Return the listing beneath precisely, with every line intact.

----------------------------------------

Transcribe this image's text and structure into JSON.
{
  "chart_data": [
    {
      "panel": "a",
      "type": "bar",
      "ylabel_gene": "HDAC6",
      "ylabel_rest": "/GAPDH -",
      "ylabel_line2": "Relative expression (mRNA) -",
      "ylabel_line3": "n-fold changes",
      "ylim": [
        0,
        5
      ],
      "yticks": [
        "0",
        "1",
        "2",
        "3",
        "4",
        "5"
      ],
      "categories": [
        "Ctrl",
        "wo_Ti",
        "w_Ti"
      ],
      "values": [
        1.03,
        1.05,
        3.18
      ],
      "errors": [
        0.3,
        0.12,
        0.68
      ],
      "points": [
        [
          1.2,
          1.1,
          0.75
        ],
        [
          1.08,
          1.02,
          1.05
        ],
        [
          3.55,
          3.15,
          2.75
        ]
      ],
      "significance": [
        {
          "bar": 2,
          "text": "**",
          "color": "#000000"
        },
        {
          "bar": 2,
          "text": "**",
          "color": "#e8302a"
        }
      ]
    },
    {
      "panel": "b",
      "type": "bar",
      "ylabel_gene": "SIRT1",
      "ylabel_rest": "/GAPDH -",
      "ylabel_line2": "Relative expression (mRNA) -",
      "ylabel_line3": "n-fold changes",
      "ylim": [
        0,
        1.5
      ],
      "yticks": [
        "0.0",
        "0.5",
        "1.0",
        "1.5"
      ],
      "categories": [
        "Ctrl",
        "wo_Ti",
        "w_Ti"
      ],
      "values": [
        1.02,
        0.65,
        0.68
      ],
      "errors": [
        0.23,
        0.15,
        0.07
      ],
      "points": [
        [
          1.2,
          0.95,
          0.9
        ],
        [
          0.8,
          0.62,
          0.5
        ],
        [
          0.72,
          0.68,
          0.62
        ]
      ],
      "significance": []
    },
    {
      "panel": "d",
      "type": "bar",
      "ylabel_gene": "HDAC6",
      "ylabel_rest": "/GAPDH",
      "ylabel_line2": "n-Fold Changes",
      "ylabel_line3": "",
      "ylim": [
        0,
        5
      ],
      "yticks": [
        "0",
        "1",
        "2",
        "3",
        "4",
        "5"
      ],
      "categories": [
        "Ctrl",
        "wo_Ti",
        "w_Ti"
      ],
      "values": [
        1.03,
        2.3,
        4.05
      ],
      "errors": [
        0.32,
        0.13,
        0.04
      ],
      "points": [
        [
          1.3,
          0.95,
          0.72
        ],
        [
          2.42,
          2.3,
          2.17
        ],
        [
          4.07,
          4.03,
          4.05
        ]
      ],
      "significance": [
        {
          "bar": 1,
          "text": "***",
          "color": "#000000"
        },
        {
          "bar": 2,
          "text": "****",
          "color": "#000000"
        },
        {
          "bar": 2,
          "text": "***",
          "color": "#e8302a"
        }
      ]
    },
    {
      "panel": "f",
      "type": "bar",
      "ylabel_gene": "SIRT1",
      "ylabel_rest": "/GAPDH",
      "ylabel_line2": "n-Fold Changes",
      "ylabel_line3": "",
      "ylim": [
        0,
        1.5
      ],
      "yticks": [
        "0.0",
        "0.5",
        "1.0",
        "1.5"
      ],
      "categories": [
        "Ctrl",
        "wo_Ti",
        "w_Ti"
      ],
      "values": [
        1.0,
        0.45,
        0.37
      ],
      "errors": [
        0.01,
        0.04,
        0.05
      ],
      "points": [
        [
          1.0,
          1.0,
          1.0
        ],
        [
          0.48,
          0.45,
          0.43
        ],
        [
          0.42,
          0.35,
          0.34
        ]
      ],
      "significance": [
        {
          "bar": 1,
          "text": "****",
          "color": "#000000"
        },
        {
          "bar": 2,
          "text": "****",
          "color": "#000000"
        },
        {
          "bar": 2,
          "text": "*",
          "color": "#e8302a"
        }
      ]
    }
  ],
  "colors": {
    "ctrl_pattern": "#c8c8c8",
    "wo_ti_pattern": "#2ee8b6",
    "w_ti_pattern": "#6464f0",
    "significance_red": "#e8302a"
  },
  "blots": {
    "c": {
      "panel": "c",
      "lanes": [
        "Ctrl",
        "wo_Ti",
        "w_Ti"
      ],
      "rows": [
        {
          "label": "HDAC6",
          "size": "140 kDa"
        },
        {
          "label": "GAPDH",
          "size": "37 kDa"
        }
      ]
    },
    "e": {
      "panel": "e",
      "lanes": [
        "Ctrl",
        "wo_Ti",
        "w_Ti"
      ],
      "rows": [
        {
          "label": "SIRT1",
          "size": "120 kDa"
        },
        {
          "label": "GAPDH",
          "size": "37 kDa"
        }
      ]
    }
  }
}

----------------------------------------

_Written solution_.
Transcribe this image's text and structure into JSON.
{
  "chart_data": [
    {
      "panel": "a",
      "type": "bar",
      "ylabel_gene": "HDAC6",
      "ylabel_rest": "/GAPDH -",
      "ylabel_line2": "Relative expression (mRNA) -",
      "ylabel_line3": "n-fold changes",
      "ylim": [
        0,
        5
      ],
      "yticks": [
        "0",
        "1",
        "2",
        "3",
        "4",
        "5"
      ],
      "categories": [
        "Ctrl",
        "wo_Ti",
        "w_Ti"
      ],
      "values": [
        1.03,
        1.05,
        3.18
      ],
      "errors": [
        0.3,
        0.12,
        0.68
      ],
      "points": [
        [
          1.2,
          1.1,
          0.75
        ],
        [
          1.08,
          1.02,
          1.05
        ],
        [
          3.55,
          3.15,
          2.75
        ]
      ],
      "significance": [
        {
          "bar": 2,
          "text": "**",
          "color": "#000000"
        },
        {
          "bar": 2,
          "text": "**",
          "color": "#e8302a"
        }
      ]
    },
    {
      "panel": "b",
      "type": "bar",
      "ylabel_gene": "SIRT1",
      "ylabel_rest": "/GAPDH -",
      "ylabel_line2": "Relative expression (mRNA) -",
      "ylabel_line3": "n-fold changes",
      "ylim": [
        0,
        1.5
      ],
      "yticks": [
        "0.0",
        "0.5",
        "1.0",
        "1.5"
      ],
      "categories": [
        "Ctrl",
        "wo_Ti",
        "w_Ti"
      ],
      "values": [
        1.02,
        0.65,
        0.68
      ],
      "errors": [
        0.23,
        0.15,
        0.07
      ],
      "points": [
        [
          1.2,
          0.95,
          0.9
        ],
        [
          0.8,
          0.62,
          0.5
        ],
        [
          0.72,
          0.68,
          0.62
        ]
      ],
      "significance": []
    },
    {
      "panel": "d",
      "type": "bar",
      "ylabel_gene": "HDAC6",
      "ylabel_rest": "/GAPDH",
      "ylabel_line2": "n-Fold Changes",
      "ylabel_line3": "",
      "ylim": [
        0,
        5
      ],
      "yticks": [
        "0",
        "1",
        "2",
        "3",
        "4",
        "5"
      ],
      "categories": [
        "Ctrl",
        "wo_Ti",
        "w_Ti"
      ],
      "values": [
        1.03,
        2.3,
        4.05
      ],
      "errors": [
        0.32,
        0.13,
        0.04
      ],
      "points": [
        [
          1.3,
          0.95,
          0.72
        ],
        [
          2.42,
          2.3,
          2.17
        ],
        [
          4.07,
          4.03,
          4.05
        ]
      ],
      "significance": [
        {
          "bar": 1,
          "text": "***",
          "color": "#000000"
        },
        {
          "bar": 2,
          "text": "****",
          "color": "#000000"
        },
        {
          "bar": 2,
          "text": "***",
          "color": "#e8302a"
        }
      ]
    },
    {
      "panel": "f",
      "type": "bar",
      "ylabel_gene": "SIRT1",
      "ylabel_rest": "/GAPDH",
      "ylabel_line2": "n-Fold Changes",
      "ylabel_line3": "",
      "ylim": [
        0,
        1.5
      ],
      "yticks": [
        "0.0",
        "0.5",
        "1.0",
        "1.5"
      ],
      "categories": [
        "Ctrl",
        "wo_Ti",
        "w_Ti"
      ],
      "values": [
        1.0,
        0.45,
        0.37
      ],
      "errors": [
        0.01,
        0.04,
        0.05
      ],
      "points": [
        [
          1.0,
          1.0,
          1.0
        ],
        [
          0.48,
          0.45,
          0.43
        ],
        [
          0.42,
          0.35,
          0.34
        ]
      ],
      "significance": [
        {
          "bar": 1,
          "text": "****",
          "color": "#000000"
        },
        {
          "bar": 2,
          "text": "****",
          "color": "#000000"
        },
        {
          "bar": 2,
          "text": "*",
          "color": "#e8302a"
        }
      ]
    }
  ],
  "colors": {
    "ctrl_pattern": "#c8c8c8",
    "wo_ti_pattern": "#2ee8b6",
    "w_ti_pattern": "#6464f0",
    "significance_red": "#e8302a"
  },
  "blots": {
    "c": {
      "panel": "c",
      "lanes": [
        "Ctrl",
        "wo_Ti",
        "w_Ti"
      ],
      "rows": [
        {
          "label": "HDAC6",
          "size": "140 kDa"
        },
        {
          "label": "GAPDH",
          "size": "37 kDa"
        }
      ]
    },
    "e": {
      "panel": "e",
      "lanes": [
        "Ctrl",
        "wo_Ti",
        "w_Ti"
      ],
      "rows": [
        {
          "label": "SIRT1",
          "size": "120 kDa"
        },
        {
          "label": "GAPDH",
          "size": "37 kDa"
        }
      ]
    }
  }
}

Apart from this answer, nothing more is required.